(Dataset items)

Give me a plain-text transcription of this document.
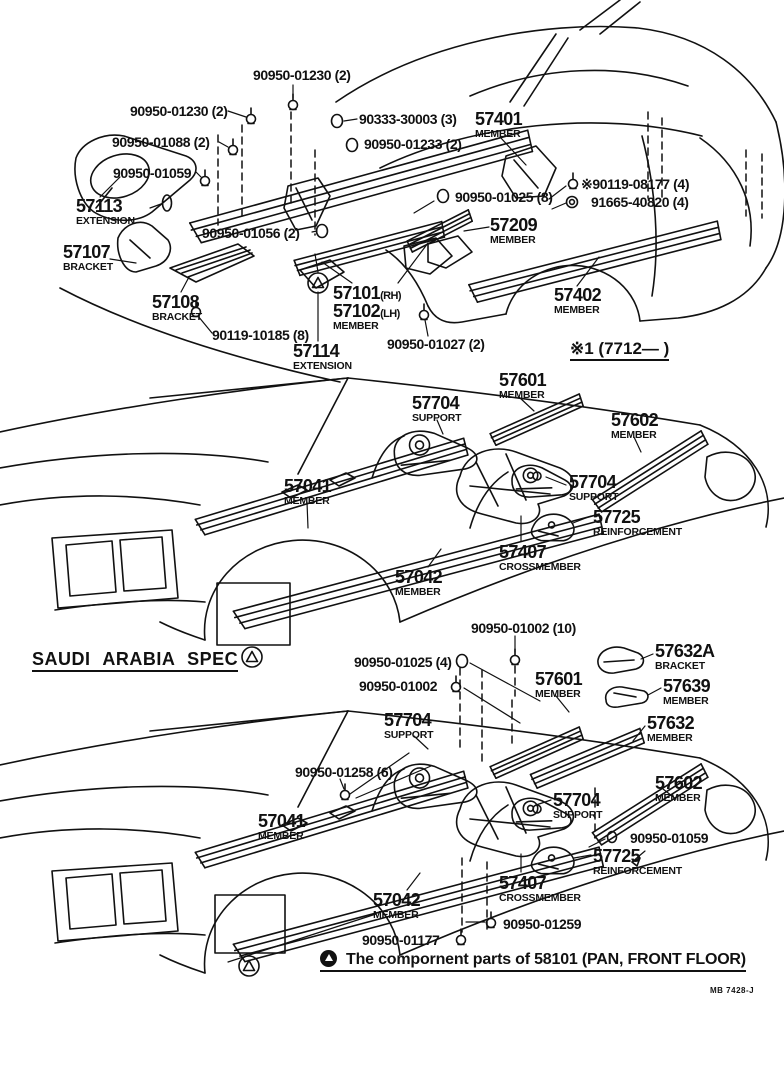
90950-01230 (2)
90950-01230 (2)	90333-30003 (3)
90950-01233 (2)
90950-01088 (2)
90950-01059
※90119-08177 (4)
91665-40820 (4)
90950-01025 (8)
90950-01056 (2)
90119-10185 (8)
90950-01027 (2)
90950-01002 (10)
90950-01025 (4)
90950-01002
90950-01258 (6)
90950-01059
90950-01259
90950-01177
57401
MEMBER
57113
EXTENSION	57209
MEMBER
57107
BRACKET
57108
BRACKET
57101(RH)
57102(LH)
MEMBER
57114
EXTENSION
57402
MEMBER
57601
MEMBER
57704
SUPPORT	57602
MEMBER
57041
MEMBER
57704
SUPPORT
57725
REINFORCEMENT
57407
CROSSMEMBER
57042
MEMBER
57632A
BRACKET
57601
MEMBER	57639
MEMBER
57704
SUPPORT
57632
MEMBER
57602
MEMBER
57704
SUPPORT
57041
MEMBER
57725
REINFORCEMENT
57407
CROSSMEMBER
57042
MEMBER
※1 (7712— )
SAUDI ARABIA SPEC
The compornent parts of 58101 (PAN, FRONT FLOOR)
MB 7428-J
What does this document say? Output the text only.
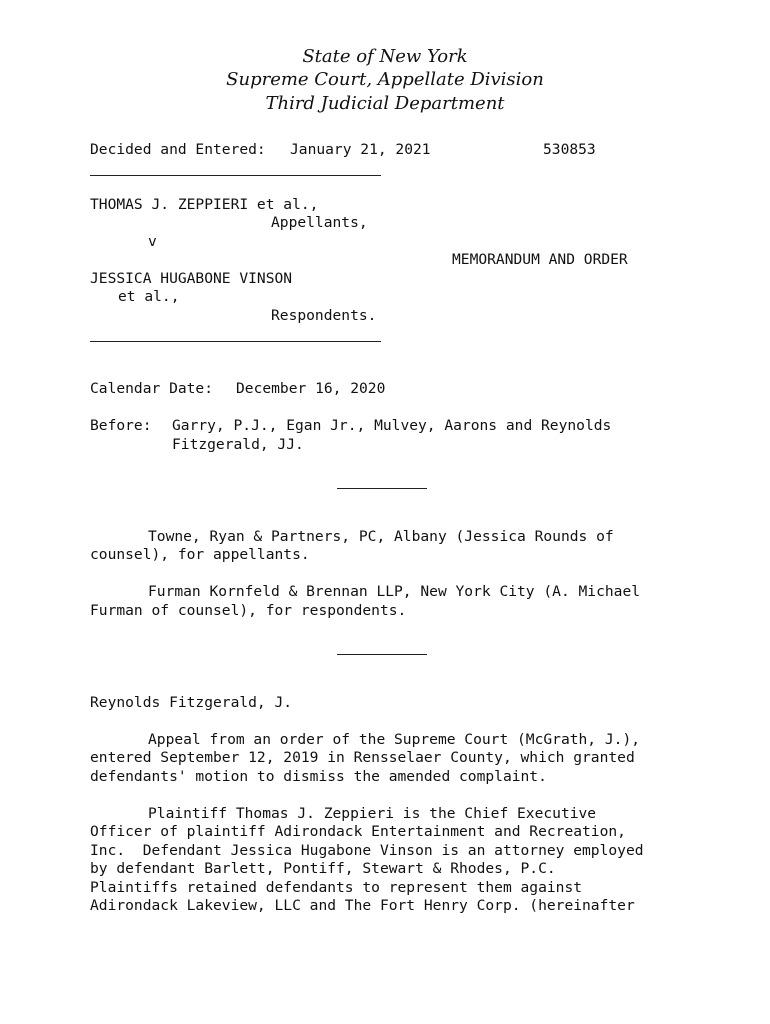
State of New York
Supreme Court, Appellate Division
Third Judicial Department
Decided and Entered: January 21, 2021	530853
THOMAS J. ZEPPIERI et al.,
Appellants,
v
MEMORANDUM AND ORDER
JESSICA HUGABONE VINSON
et al.,
Respondents.
Calendar Date: December 16, 2020
Before: Garry, P.J., Egan Jr., Mulvey, Aarons and Reynolds
Fitzgerald, JJ.
Towne, Ryan & Partners, PC, Albany (Jessica Rounds of
counsel), for appellants.
Furman Kornfeld & Brennan LLP, New York City (A. Michael
Furman of counsel), for respondents.
Reynolds Fitzgerald, J.
Appeal from an order of the Supreme Court (McGrath, J.),
entered September 12, 2019 in Rensselaer County, which granted
defendants' motion to dismiss the amended complaint.
Plaintiff Thomas J. Zeppieri is the Chief Executive
Officer of plaintiff Adirondack Entertainment and Recreation,
Inc.  Defendant Jessica Hugabone Vinson is an attorney employed
by defendant Barlett, Pontiff, Stewart & Rhodes, P.C.
Plaintiffs retained defendants to represent them against
Adirondack Lakeview, LLC and The Fort Henry Corp. (hereinafter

_Required task_: Filter the records, keeping only lines that contain "Furman", and show those lines.

_Written response_:
Furman Kornfeld & Brennan LLP, New York City (A. Michael
Furman of counsel), for respondents.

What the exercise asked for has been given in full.